PROBLEM TO WORK ON: Below is a set of records. Repeat all of them exactly.

☆ ☆ ☆

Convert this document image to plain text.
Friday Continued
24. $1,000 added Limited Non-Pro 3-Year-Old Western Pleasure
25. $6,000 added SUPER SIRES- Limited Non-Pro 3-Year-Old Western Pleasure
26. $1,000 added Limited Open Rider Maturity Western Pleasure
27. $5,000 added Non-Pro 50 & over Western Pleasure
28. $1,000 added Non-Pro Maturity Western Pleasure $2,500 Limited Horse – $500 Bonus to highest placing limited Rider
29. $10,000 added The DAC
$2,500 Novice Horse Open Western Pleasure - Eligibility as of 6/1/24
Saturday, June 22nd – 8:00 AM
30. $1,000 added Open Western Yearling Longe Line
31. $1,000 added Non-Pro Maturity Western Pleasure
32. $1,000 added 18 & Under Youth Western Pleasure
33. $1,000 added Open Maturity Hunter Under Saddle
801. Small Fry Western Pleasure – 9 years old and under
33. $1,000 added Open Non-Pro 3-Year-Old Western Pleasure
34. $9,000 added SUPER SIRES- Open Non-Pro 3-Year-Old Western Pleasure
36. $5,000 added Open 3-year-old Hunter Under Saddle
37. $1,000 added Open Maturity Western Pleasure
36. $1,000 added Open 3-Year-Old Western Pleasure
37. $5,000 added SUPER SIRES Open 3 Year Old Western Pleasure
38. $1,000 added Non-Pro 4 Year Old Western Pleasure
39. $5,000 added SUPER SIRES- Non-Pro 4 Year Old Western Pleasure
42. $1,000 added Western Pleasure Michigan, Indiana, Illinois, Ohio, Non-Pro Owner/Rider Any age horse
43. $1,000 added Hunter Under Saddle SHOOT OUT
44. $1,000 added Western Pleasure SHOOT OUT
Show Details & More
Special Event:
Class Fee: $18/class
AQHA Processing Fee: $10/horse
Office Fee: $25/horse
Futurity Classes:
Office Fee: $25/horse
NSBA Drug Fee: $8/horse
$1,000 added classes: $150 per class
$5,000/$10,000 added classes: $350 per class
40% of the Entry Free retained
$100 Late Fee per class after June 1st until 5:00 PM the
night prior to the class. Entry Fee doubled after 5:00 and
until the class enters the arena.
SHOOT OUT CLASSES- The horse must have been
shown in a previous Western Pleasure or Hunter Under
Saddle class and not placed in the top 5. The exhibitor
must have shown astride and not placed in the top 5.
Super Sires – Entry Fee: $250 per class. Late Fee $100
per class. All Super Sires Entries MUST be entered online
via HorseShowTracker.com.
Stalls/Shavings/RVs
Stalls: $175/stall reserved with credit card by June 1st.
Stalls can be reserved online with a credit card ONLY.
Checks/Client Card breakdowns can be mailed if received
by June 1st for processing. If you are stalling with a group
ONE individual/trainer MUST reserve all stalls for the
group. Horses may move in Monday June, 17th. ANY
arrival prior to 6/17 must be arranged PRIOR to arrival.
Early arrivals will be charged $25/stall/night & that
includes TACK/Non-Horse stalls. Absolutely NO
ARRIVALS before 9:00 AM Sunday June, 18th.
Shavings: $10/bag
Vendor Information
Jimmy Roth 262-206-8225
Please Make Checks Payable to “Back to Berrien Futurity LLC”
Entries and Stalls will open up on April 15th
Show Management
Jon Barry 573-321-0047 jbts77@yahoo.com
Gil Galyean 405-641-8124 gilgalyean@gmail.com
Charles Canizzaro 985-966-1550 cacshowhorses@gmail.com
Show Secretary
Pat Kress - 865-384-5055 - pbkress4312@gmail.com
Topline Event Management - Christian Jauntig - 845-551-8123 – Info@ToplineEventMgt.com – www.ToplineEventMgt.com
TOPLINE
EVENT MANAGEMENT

☆ ☆ ☆

FINAL RESULT:
Convert this document image to plain text.
Friday Continued
24. $1,000 added Limited Non-Pro 3-Year-Old Western Pleasure
25. $6,000 added SUPER SIRES- Limited Non-Pro 3-Year-Old Western Pleasure
26. $1,000 added Limited Open Rider Maturity Western Pleasure
27. $5,000 added Non-Pro 50 & over Western Pleasure
28. $1,000 added Non-Pro Maturity Western Pleasure $2,500 Limited Horse – $500 Bonus to highest placing limited Rider
29. $10,000 added The DAC
$2,500 Novice Horse Open Western Pleasure - Eligibility as of 6/1/24
Saturday, June 22nd – 8:00 AM
30. $1,000 added Open Western Yearling Longe Line
31. $1,000 added Non-Pro Maturity Western Pleasure
32. $1,000 added 18 & Under Youth Western Pleasure
33. $1,000 added Open Maturity Hunter Under Saddle
801. Small Fry Western Pleasure – 9 years old and under
33. $1,000 added Open Non-Pro 3-Year-Old Western Pleasure
34. $9,000 added SUPER SIRES- Open Non-Pro 3-Year-Old Western Pleasure
36. $5,000 added Open 3-year-old Hunter Under Saddle
37. $1,000 added Open Maturity Western Pleasure
36. $1,000 added Open 3-Year-Old Western Pleasure
37. $5,000 added SUPER SIRES Open 3 Year Old Western Pleasure
38. $1,000 added Non-Pro 4 Year Old Western Pleasure
39. $5,000 added SUPER SIRES- Non-Pro 4 Year Old Western Pleasure
42. $1,000 added Western Pleasure Michigan, Indiana, Illinois, Ohio, Non-Pro Owner/Rider Any age horse
43. $1,000 added Hunter Under Saddle SHOOT OUT
44. $1,000 added Western Pleasure SHOOT OUT
Show Details & More
Special Event:
Class Fee: $18/class
AQHA Processing Fee: $10/horse
Office Fee: $25/horse
Futurity Classes:
Office Fee: $25/horse
NSBA Drug Fee: $8/horse
$1,000 added classes: $150 per class
$5,000/$10,000 added classes: $350 per class
40% of the Entry Free retained
$100 Late Fee per class after June 1st until 5:00 PM the
night prior to the class. Entry Fee doubled after 5:00 and
until the class enters the arena.
SHOOT OUT CLASSES- The horse must have been
shown in a previous Western Pleasure or Hunter Under
Saddle class and not placed in the top 5. The exhibitor
must have shown astride and not placed in the top 5.
Super Sires – Entry Fee: $250 per class. Late Fee $100
per class. All Super Sires Entries MUST be entered online
via HorseShowTracker.com.
Stalls/Shavings/RVs
Stalls: $175/stall reserved with credit card by June 1st.
Stalls can be reserved online with a credit card ONLY.
Checks/Client Card breakdowns can be mailed if received
by June 1st for processing. If you are stalling with a group
ONE individual/trainer MUST reserve all stalls for the
group. Horses may move in Monday June, 17th. ANY
arrival prior to 6/17 must be arranged PRIOR to arrival.
Early arrivals will be charged $25/stall/night & that
includes TACK/Non-Horse stalls. Absolutely NO
ARRIVALS before 9:00 AM Sunday June, 18th.
Shavings: $10/bag
Vendor Information
Jimmy Roth 262-206-8225
Please Make Checks Payable to “Back to Berrien Futurity LLC”
Entries and Stalls will open up on April 15th
Show Management
Jon Barry 573-321-0047 jbts77@yahoo.com
Gil Galyean 405-641-8124 gilgalyean@gmail.com
Charles Canizzaro 985-966-1550 cacshowhorses@gmail.com
Show Secretary
Pat Kress - 865-384-5055 - pbkress4312@gmail.com
Topline Event Management - Christian Jauntig - 845-551-8123 – Info@ToplineEventMgt.com – www.ToplineEventMgt.com
TOPLINE
EVENT MANAGEMENT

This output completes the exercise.